** WHAT NEEDS TO BE DONE **
Restate the entire listing word for word.

Entries from a dataset
---------------

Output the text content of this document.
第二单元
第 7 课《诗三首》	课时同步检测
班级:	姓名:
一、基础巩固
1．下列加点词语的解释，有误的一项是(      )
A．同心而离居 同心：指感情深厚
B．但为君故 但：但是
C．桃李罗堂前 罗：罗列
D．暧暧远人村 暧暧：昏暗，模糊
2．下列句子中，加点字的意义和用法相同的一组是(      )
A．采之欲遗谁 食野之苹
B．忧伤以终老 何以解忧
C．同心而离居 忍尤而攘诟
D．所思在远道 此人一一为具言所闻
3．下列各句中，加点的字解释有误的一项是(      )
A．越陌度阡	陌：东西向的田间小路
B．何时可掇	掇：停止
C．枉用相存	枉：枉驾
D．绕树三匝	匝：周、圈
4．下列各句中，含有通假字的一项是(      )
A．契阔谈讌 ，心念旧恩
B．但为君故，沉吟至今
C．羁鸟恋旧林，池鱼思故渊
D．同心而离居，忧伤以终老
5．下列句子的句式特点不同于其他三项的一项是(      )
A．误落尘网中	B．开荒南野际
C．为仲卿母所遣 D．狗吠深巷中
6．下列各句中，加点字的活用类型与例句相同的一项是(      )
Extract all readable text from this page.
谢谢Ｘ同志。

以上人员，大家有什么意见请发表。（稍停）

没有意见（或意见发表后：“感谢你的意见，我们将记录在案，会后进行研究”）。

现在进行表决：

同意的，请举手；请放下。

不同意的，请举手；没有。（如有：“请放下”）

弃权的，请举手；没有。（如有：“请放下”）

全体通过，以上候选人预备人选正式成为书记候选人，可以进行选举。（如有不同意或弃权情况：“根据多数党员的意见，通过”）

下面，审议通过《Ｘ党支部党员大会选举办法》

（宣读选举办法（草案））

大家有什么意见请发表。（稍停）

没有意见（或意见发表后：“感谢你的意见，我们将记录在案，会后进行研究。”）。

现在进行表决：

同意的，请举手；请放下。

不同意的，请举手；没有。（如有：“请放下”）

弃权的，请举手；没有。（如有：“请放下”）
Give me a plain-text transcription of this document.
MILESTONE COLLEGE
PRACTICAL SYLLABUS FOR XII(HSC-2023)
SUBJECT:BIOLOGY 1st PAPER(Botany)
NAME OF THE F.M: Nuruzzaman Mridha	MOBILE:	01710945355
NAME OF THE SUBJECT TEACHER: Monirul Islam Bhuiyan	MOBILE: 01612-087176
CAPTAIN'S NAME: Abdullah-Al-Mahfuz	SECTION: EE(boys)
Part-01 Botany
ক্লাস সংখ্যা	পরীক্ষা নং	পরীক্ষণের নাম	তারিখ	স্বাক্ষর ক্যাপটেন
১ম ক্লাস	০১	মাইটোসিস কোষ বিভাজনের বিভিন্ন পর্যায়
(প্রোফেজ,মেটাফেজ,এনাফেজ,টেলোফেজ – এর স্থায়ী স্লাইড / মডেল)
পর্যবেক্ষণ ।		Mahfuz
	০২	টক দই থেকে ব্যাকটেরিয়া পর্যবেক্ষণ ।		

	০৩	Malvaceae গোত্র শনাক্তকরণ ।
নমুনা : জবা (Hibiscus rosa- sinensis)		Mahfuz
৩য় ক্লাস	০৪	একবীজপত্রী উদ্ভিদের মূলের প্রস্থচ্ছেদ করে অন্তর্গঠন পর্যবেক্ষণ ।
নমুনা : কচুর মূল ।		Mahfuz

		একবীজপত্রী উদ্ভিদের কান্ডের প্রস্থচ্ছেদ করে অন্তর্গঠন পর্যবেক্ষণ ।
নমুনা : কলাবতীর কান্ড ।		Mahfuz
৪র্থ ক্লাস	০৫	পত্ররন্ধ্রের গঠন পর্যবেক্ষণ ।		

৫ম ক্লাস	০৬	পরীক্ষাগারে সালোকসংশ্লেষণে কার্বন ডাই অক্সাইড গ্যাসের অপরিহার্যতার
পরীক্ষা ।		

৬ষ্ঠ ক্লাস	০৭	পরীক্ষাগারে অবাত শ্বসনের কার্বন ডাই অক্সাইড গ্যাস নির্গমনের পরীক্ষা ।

---------------

** EXERCISE RESPONSE **
Output the text content of this document.
第二单元
第 7 课《诗三首》	课时同步检测
班级:	姓名:
一、基础巩固
1．下列加点词语的解释，有误的一项是(      )
A．同心而离居 同心：指感情深厚
B．但为君故 但：但是
C．桃李罗堂前 罗：罗列
D．暧暧远人村 暧暧：昏暗，模糊
2．下列句子中，加点字的意义和用法相同的一组是(      )
A．采之欲遗谁 食野之苹
B．忧伤以终老 何以解忧
C．同心而离居 忍尤而攘诟
D．所思在远道 此人一一为具言所闻
3．下列各句中，加点的字解释有误的一项是(      )
A．越陌度阡	陌：东西向的田间小路
B．何时可掇	掇：停止
C．枉用相存	枉：枉驾
D．绕树三匝	匝：周、圈
4．下列各句中，含有通假字的一项是(      )
A．契阔谈讌 ，心念旧恩
B．但为君故，沉吟至今
C．羁鸟恋旧林，池鱼思故渊
D．同心而离居，忧伤以终老
5．下列句子的句式特点不同于其他三项的一项是(      )
A．误落尘网中	B．开荒南野际
C．为仲卿母所遣 D．狗吠深巷中
6．下列各句中，加点字的活用类型与例句相同的一项是(      )
Extract all readable text from this page.
谢谢Ｘ同志。

以上人员，大家有什么意见请发表。（稍停）

没有意见（或意见发表后：“感谢你的意见，我们将记录在案，会后进行研究”）。

现在进行表决：

同意的，请举手；请放下。

不同意的，请举手；没有。（如有：“请放下”）

弃权的，请举手；没有。（如有：“请放下”）

全体通过，以上候选人预备人选正式成为书记候选人，可以进行选举。（如有不同意或弃权情况：“根据多数党员的意见，通过”）

下面，审议通过《Ｘ党支部党员大会选举办法》

（宣读选举办法（草案））

大家有什么意见请发表。（稍停）

没有意见（或意见发表后：“感谢你的意见，我们将记录在案，会后进行研究。”）。

现在进行表决：

同意的，请举手；请放下。

不同意的，请举手；没有。（如有：“请放下”）

弃权的，请举手；没有。（如有：“请放下”）
Give me a plain-text transcription of this document.
MILESTONE COLLEGE
PRACTICAL SYLLABUS FOR XII(HSC-2023)
SUBJECT:BIOLOGY 1st PAPER(Botany)
NAME OF THE F.M: Nuruzzaman Mridha	MOBILE:	01710945355
NAME OF THE SUBJECT TEACHER: Monirul Islam Bhuiyan	MOBILE: 01612-087176
CAPTAIN'S NAME: Abdullah-Al-Mahfuz	SECTION: EE(boys)
Part-01 Botany
ক্লাস সংখ্যা	পরীক্ষা নং	পরীক্ষণের নাম	তারিখ	স্বাক্ষর ক্যাপটেন
১ম ক্লাস	০১	মাইটোসিস কোষ বিভাজনের বিভিন্ন পর্যায়
(প্রোফেজ,মেটাফেজ,এনাফেজ,টেলোফেজ – এর স্থায়ী স্লাইড / মডেল)
পর্যবেক্ষণ ।		Mahfuz
	০২	টক দই থেকে ব্যাকটেরিয়া পর্যবেক্ষণ ।		

	০৩	Malvaceae গোত্র শনাক্তকরণ ।
নমুনা : জবা (Hibiscus rosa- sinensis)		Mahfuz
৩য় ক্লাস	০৪	একবীজপত্রী উদ্ভিদের মূলের প্রস্থচ্ছেদ করে অন্তর্গঠন পর্যবেক্ষণ ।
নমুনা : কচুর মূল ।		Mahfuz

		একবীজপত্রী উদ্ভিদের কান্ডের প্রস্থচ্ছেদ করে অন্তর্গঠন পর্যবেক্ষণ ।
নমুনা : কলাবতীর কান্ড ।		Mahfuz
৪র্থ ক্লাস	০৫	পত্ররন্ধ্রের গঠন পর্যবেক্ষণ ।		

৫ম ক্লাস	০৬	পরীক্ষাগারে সালোকসংশ্লেষণে কার্বন ডাই অক্সাইড গ্যাসের অপরিহার্যতার
পরীক্ষা ।		

৬ষ্ঠ ক্লাস	০৭	পরীক্ষাগারে অবাত শ্বসনের কার্বন ডাই অক্সাইড গ্যাস নির্গমনের পরীক্ষা ।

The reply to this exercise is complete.